_Goal_
Pull each line holding the word "लखनऊ" from the data.

_Material to process_
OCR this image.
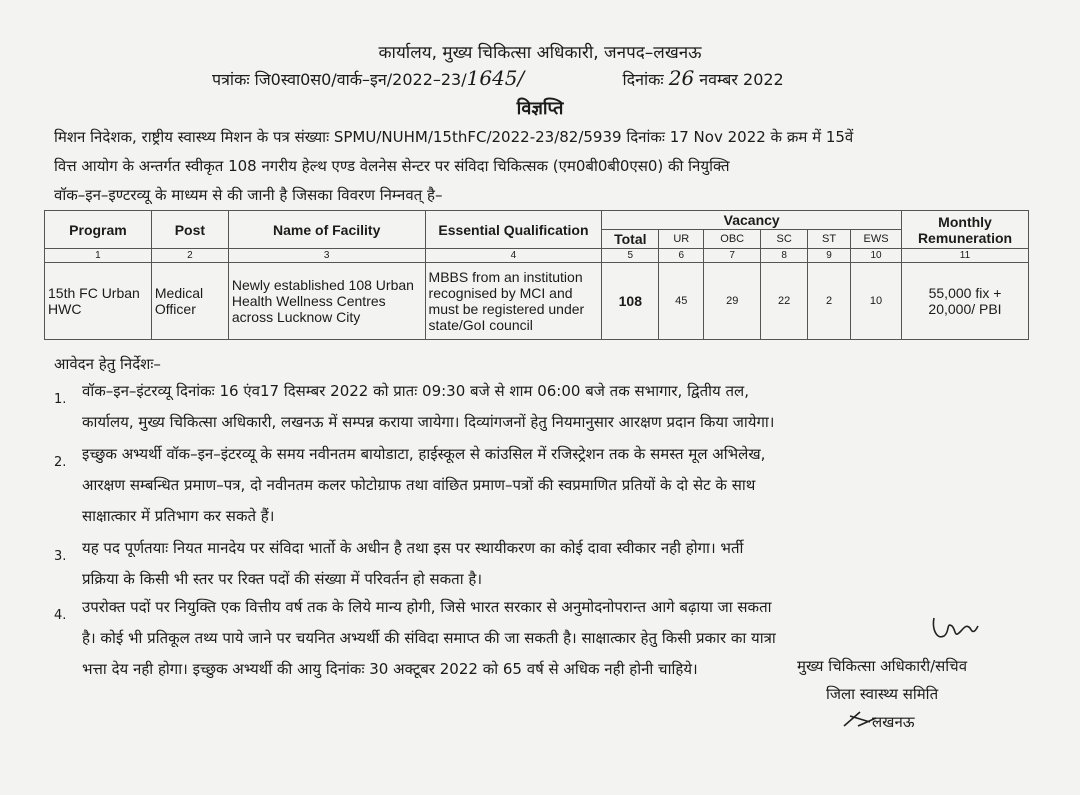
कार्यालय, मुख्य चिकित्सा अधिकारी, जनपद–लखनऊ
पत्रांकः जि0स्वा0स0/वार्क–इन/2022–23/1645/	दिनांकः 26 नवम्बर 2022
विज्ञप्ति
मिशन निदेशक, राष्ट्रीय स्वास्थ्य मिशन के पत्र संख्याः SPMU/NUHM/15thFC/2022-23/82/5939 दिनांकः 17 Nov 2022 के क्रम में 15वें
वित्त आयोग के अन्तर्गत स्वीकृत 108 नगरीय हेल्थ एण्ड वेलनेस सेन्टर पर संविदा चिकित्सक (एम0बी0बी0एस0) की नियुक्ति
वॉक–इन–इण्टरव्यू के माध्यम से की जानी है जिसका विवरण निम्नवत् है–
Program	Post	Name of Facility	Essential Qualification	Vacancy						Monthly Remuneration
				Total	UR	OBC	SC	ST	EWS	
1	2	3	4	5	6	7	8	9	10	11
15th FC Urban HWC	Medical Officer	Newly established 108 Urban Health Wellness Centres across Lucknow City	MBBS from an institution recognised by MCI and must be registered under state/GoI council	108	45	29	22	2	10	55,000 fix + 20,000/ PBI
आवेदन हेतु निर्देशः–
1.	वॉक–इन–इंटरव्यू दिनांकः 16 एंव17 दिसम्बर 2022 को प्रातः 09:30 बजे से शाम 06:00 बजे तक सभागार, द्वितीय तल,
कार्यालय, मुख्य चिकित्सा अधिकारी, लखनऊ में सम्पन्न कराया जायेगा। दिव्यांगजनों हेतु नियमानुसार आरक्षण प्रदान किया जायेगा।
2.	इच्छुक अभ्यर्थी वॉक–इन–इंटरव्यू के समय नवीनतम बायोडाटा, हाईस्कूल से कांउसिल में रजिस्ट्रेशन तक के समस्त मूल अभिलेख,
आरक्षण सम्बन्धित प्रमाण–पत्र, दो नवीनतम कलर फोटोग्राफ तथा वांछित प्रमाण–पत्रों की स्वप्रमाणित प्रतियों के दो सेट के साथ
साक्षात्कार में प्रतिभाग कर सकते हैं।
3.	यह पद पूर्णतयाः नियत मानदेय पर संविदा भार्तो के अधीन है तथा इस पर स्थायीकरण का कोई दावा स्वीकार नही होगा। भर्ती
प्रक्रिया के किसी भी स्तर पर रिक्त पदों की संख्या में परिवर्तन हो सकता है।
4.	उपरोक्त पदों पर नियुक्ति एक वित्तीय वर्ष तक के लिये मान्य होगी, जिसे भारत सरकार से अनुमोदनोपरान्त आगे बढ़ाया जा सकता
है। कोई भी प्रतिकूल तथ्य पाये जाने पर चयनित अभ्यर्थी की संविदा समाप्त की जा सकती है। साक्षात्कार हेतु किसी प्रकार का यात्रा
भत्ता देय नही होगा। इच्छुक अभ्यर्थी की आयु दिनांकः 30 अक्टूबर 2022 को 65 वर्ष से अधिक नही होनी चाहिये।	मुख्य चिकित्सा अधिकारी/सचिव
जिला स्वास्थ्य समिति
लखनऊ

_In response_
कार्यालय, मुख्य चिकित्सा अधिकारी, जनपद–लखनऊ
कार्यालय, मुख्य चिकित्सा अधिकारी, लखनऊ में सम्पन्न कराया जायेगा। दिव्यांगजनों हेतु नियमानुसार आरक्षण प्रदान किया जायेगा।
लखनऊ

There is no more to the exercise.